Poderia começar esse texto falando sobre como Barbie influenciou de alguma forma a minha vida, mas a verdade é que perdi o interesse em bonecas como ela antes dos oito anos e o mundo cor de rosa da estrela da Mattel nunca fez o meu estilo. Apesar disso, me deixei levar pelo hype de “Barbie”, por um simples motivo: Greta Gerwig. E, já que estou abrindo o coração, foi uma ótima razão. 

Ao lado de Noah Baumbach, Greta oferece a Barbie uma história contemporânea que se constrói em cima da mulheridade e o amadurecimento, temas presentes nos dois últimos filmes da diretora: “Lady Bird” e “Adoráveis Mulheres”. O roteiro escrito pelo casal consegue oferecer tridimensionalidade e humanizar o maior símbolo da ditadura da beleza utilizando sátira, ironia e um humor que te abraça, uma vez que realmente suas discussões e abordagens são tangíveis e críveis. 

Afinal, estamos acompanhando uma boneca que deixou de ser perfeita e precisa deixar seu mundo mágico, a Barbielândia, para encontrar, no mundo real, a menina que está brincando com ela e consertar sua situação. O filme bebe de características que rememoram o cinema pós-moderno para contar esta jornada. Para isso, Gerwig utiliza referências de clássicos do cinema, memes e o próprio universo da Barbie. Elas estão por toda a parte, desde a cena da abertura, o encontro em forma de homenagem entre criatura e criadora até a subida dos créditos. Esse mar de alusões cria uma atmosfera agradável, contudo bem mais familiar a quem está receptivo a mergulhar nos temas e contextos que tais citações chafurdam. 

IRONIA E AUTOCONSCIÊNCIA

As referências e a metalinguagem desse universo abrem espaço para que temas mais densos sejam apresentados, ainda que de forma superficial e leve, e assumam as rédeas imperceptivelmente do mote da projeção. Como o consumismo e o papel da Mattel na construção do ideal de beleza, – bem discutido, aliás, no documentário “Barbie – A Boneca em Desconstrução” – representados aqui pelos empresários liderados por Will Ferrel; além do patriarcalismo e a busca naturalizada deste padrão de beleza como algo intrínseco a personalidade feminina.

Exercício proposto 1
Reproduza palavra por palavra a parte da crítica do filme Barbie que começa nas palavras "Afinal, estamos acompanhando" e termina depois das palavras "tais citações chafurdam.".
A listagem não tem relação alguma com a crítica do filme Barbie.

Dados de posição dos elementos
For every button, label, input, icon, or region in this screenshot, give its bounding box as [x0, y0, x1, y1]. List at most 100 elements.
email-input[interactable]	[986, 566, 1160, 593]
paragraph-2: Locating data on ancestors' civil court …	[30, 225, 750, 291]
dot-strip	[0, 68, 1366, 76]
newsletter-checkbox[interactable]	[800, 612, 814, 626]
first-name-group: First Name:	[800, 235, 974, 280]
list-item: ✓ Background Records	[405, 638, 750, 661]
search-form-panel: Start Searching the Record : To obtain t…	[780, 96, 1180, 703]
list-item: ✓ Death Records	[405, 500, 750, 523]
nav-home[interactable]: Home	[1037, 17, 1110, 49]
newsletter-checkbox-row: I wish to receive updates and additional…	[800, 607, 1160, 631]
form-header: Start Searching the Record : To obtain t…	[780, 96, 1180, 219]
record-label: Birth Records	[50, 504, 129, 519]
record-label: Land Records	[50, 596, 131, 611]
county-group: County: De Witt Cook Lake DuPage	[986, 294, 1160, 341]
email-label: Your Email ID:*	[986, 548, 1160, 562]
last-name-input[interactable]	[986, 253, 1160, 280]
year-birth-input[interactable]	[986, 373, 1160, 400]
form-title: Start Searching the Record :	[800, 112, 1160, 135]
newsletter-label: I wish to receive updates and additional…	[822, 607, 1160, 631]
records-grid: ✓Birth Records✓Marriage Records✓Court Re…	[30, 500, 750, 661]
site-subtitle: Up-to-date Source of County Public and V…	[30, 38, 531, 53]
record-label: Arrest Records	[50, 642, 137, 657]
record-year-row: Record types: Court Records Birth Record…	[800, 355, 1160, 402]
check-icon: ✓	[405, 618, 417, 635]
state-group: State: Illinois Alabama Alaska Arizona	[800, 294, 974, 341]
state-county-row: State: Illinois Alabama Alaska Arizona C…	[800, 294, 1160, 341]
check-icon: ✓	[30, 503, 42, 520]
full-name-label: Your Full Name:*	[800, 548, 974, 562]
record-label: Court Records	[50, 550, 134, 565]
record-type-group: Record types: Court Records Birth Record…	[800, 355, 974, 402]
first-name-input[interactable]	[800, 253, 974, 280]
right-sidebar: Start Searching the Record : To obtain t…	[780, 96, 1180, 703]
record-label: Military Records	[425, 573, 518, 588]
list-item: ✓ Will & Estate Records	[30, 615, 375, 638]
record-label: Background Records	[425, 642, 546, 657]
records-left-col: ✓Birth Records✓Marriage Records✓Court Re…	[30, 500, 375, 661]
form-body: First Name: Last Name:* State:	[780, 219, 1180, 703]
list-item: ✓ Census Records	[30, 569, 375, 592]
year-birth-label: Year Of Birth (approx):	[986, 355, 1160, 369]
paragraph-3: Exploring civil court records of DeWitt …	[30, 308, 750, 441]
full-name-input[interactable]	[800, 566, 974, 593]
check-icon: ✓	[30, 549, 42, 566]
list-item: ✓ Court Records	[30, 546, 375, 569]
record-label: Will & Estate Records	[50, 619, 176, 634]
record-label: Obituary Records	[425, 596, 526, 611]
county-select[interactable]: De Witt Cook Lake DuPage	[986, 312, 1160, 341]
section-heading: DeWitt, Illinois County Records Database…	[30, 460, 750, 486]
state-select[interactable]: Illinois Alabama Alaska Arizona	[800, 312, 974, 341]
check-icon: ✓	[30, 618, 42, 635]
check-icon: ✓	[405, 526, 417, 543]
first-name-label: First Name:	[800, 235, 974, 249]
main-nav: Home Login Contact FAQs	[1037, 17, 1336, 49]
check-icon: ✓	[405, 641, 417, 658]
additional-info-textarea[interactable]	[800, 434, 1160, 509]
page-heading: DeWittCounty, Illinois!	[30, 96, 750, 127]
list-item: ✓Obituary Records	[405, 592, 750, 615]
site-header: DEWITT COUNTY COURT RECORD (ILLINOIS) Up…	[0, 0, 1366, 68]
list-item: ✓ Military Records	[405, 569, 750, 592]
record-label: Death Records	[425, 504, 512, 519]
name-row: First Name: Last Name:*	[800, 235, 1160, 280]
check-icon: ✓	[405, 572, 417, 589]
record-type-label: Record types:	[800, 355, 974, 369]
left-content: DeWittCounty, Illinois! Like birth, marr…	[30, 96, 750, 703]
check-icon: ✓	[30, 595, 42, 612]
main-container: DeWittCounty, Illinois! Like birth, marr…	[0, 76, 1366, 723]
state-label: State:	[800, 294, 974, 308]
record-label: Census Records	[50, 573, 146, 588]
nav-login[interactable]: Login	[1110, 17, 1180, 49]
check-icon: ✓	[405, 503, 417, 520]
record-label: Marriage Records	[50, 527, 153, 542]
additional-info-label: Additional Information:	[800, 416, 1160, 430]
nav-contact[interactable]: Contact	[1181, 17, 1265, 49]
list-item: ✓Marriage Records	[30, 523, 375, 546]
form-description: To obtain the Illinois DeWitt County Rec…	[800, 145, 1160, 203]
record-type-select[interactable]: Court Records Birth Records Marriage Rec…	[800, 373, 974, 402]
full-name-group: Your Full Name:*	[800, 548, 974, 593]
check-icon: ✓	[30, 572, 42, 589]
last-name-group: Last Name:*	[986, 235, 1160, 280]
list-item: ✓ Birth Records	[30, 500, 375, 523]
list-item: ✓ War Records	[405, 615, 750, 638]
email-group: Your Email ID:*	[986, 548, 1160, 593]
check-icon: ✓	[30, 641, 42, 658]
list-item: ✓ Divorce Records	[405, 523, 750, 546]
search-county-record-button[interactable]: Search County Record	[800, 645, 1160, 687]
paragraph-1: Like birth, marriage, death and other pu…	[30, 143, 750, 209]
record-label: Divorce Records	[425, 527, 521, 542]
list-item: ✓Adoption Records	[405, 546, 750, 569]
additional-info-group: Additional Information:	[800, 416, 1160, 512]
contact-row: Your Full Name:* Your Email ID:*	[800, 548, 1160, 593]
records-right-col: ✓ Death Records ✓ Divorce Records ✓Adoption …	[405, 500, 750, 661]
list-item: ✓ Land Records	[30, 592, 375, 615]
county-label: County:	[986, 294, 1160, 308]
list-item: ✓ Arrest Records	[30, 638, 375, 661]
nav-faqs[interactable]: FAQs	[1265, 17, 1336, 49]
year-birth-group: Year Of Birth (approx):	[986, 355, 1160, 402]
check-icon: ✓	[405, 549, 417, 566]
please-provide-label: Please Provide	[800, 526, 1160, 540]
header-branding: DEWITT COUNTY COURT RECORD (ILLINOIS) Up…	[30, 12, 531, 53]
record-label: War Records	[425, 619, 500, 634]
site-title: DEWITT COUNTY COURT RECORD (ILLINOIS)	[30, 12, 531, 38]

Exercício proposto 2
Cite exatamente as linhas da listagem, do seu início até a linha que contém "newsletter-label: I wish", incluindo essa última.

Resposta completa 1
Afinal, estamos acompanhando uma boneca que deixou de ser perfeita e precisa deixar seu mundo mágico, a Barbielândia, para encontrar, no mundo real, a menina que está brincando com ela e consertar sua situação. O filme bebe de características que rememoram o cinema pós-moderno para contar esta jornada. Para isso, Gerwig utiliza referências de clássicos do cinema, memes e o próprio universo da Barbie. Elas estão por toda a parte, desde a cena da abertura, o encontro em forma de homenagem entre criatura e criadora até a subida dos créditos. Esse mar de alusões cria uma atmosfera agradável, contudo bem mais familiar a quem está receptivo a mergulhar nos temas e contextos que tais citações chafurdam.

Resposta completa 2
For every button, label, input, icon, or region in this screenshot, give its bounding box as [x0, y0, x1, y1]. List at most 100 elements.
email-input[interactable]	[986, 566, 1160, 593]
paragraph-2: Locating data on ancestors' civil court …	[30, 225, 750, 291]
dot-strip	[0, 68, 1366, 76]
newsletter-checkbox[interactable]	[800, 612, 814, 626]
first-name-group: First Name:	[800, 235, 974, 280]
list-item: ✓ Background Records	[405, 638, 750, 661]
search-form-panel: Start Searching the Record : To obtain t…	[780, 96, 1180, 703]
list-item: ✓ Death Records	[405, 500, 750, 523]
nav-home[interactable]: Home	[1037, 17, 1110, 49]
newsletter-checkbox-row: I wish to receive updates and additional…	[800, 607, 1160, 631]
form-header: Start Searching the Record : To obtain t…	[780, 96, 1180, 219]
record-label: Birth Records	[50, 504, 129, 519]
record-label: Land Records	[50, 596, 131, 611]
county-group: County: De Witt Cook Lake DuPage	[986, 294, 1160, 341]
email-label: Your Email ID:*	[986, 548, 1160, 562]
last-name-input[interactable]	[986, 253, 1160, 280]
year-birth-input[interactable]	[986, 373, 1160, 400]
form-title: Start Searching the Record :	[800, 112, 1160, 135]
newsletter-label: I wish to receive updates and additional…	[822, 607, 1160, 631]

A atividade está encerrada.